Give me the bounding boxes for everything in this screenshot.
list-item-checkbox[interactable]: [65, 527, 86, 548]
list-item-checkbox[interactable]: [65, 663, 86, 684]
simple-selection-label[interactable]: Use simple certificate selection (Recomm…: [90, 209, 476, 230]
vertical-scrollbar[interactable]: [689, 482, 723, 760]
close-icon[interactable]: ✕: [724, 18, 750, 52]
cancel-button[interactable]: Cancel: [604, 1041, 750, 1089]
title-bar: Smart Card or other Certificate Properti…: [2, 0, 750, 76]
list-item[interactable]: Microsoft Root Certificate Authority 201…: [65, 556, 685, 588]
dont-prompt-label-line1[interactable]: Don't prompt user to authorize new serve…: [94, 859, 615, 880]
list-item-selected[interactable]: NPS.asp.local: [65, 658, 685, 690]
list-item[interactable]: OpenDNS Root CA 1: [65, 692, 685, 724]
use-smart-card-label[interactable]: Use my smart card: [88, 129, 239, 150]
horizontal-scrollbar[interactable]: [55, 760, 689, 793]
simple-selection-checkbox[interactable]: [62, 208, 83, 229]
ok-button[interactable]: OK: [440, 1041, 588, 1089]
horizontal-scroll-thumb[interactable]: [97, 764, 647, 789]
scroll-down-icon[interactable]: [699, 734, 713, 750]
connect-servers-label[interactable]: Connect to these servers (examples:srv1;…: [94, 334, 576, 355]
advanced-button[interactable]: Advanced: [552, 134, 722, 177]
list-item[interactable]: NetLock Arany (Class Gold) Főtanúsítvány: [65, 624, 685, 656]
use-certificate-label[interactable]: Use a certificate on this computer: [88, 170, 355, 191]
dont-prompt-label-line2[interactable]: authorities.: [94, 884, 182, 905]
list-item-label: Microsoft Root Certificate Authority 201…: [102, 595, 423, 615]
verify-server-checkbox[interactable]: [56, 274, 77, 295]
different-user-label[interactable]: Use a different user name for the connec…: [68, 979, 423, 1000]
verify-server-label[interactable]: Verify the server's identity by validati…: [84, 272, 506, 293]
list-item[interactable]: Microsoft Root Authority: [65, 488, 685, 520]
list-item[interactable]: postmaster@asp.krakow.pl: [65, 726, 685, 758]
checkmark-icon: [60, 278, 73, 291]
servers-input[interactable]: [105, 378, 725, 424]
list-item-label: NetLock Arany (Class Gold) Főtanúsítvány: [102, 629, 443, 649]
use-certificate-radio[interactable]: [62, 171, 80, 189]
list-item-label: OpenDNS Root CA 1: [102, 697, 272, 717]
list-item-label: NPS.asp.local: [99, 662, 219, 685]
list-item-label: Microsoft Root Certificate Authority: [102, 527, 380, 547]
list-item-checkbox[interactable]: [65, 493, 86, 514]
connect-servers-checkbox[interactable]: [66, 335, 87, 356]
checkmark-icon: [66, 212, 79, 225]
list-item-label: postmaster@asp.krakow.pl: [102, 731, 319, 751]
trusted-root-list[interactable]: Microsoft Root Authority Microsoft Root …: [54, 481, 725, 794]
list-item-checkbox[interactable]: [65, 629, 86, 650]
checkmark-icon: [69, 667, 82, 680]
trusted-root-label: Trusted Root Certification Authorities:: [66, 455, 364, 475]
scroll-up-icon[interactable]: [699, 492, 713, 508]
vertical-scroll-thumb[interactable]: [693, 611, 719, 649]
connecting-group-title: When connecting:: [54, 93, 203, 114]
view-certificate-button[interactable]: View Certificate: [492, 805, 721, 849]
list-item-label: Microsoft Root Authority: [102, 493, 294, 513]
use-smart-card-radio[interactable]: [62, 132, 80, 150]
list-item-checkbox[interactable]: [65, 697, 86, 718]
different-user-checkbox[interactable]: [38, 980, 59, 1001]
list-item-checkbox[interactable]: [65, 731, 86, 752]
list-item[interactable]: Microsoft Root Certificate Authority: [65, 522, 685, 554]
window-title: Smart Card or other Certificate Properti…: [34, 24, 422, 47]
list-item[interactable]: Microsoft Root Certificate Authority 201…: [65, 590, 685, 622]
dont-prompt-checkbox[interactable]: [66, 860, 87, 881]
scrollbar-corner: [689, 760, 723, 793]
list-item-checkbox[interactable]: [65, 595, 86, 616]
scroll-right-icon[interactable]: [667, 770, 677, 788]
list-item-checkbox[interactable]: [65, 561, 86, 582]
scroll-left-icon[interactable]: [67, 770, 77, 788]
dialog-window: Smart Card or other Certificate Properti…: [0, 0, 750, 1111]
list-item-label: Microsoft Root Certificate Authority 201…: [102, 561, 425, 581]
* * *
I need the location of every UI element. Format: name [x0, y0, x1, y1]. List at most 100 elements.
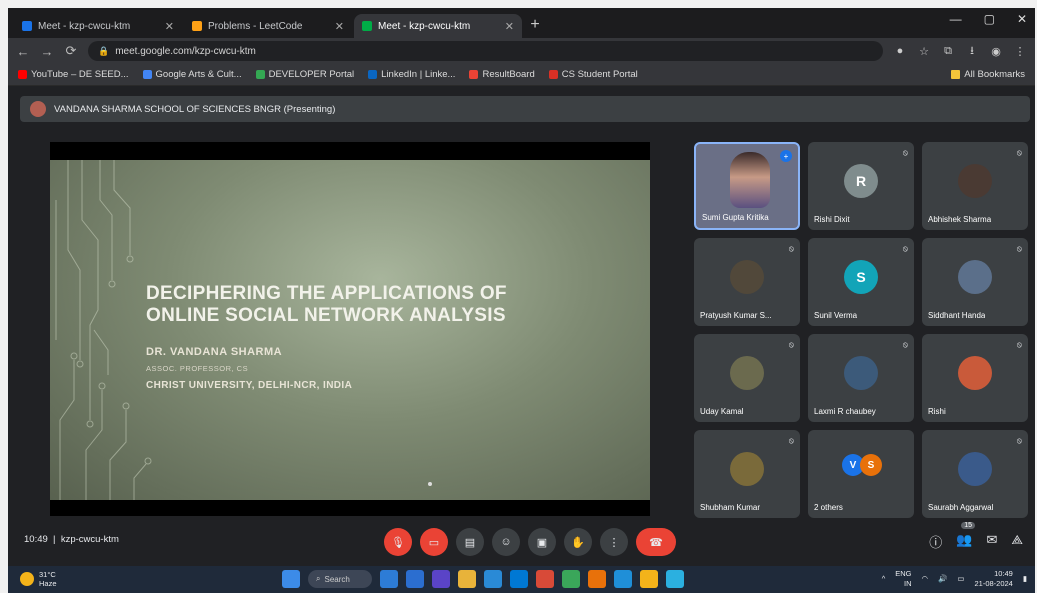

*What this task involves*
Format the lines from the one containing "Give me the" through the one containing "cancel-button[interactable]: Cancel: [604, 1041, 750, 1089]", both included, as a Markdown table with the columns No. and Line, leaving out any blank lines.

*Finished answer*
| No. | Line |
|---|---|
| 1 | Give me the bounding boxes for everything in this screenshot. |
| 2 | list-item-checkbox[interactable]: [65, 527, 86, 548] |
| 3 | list-item-checkbox[interactable]: [65, 663, 86, 684] |
| 4 | simple-selection-label[interactable]: Use simple certificate selection (Recomm…: [90, 209, 476, 230] |
| 5 | vertical-scrollbar[interactable]: [689, 482, 723, 760] |
| 6 | close-icon[interactable]: ✕: [724, 18, 750, 52] |
| 7 | cancel-button[interactable]: Cancel: [604, 1041, 750, 1089] |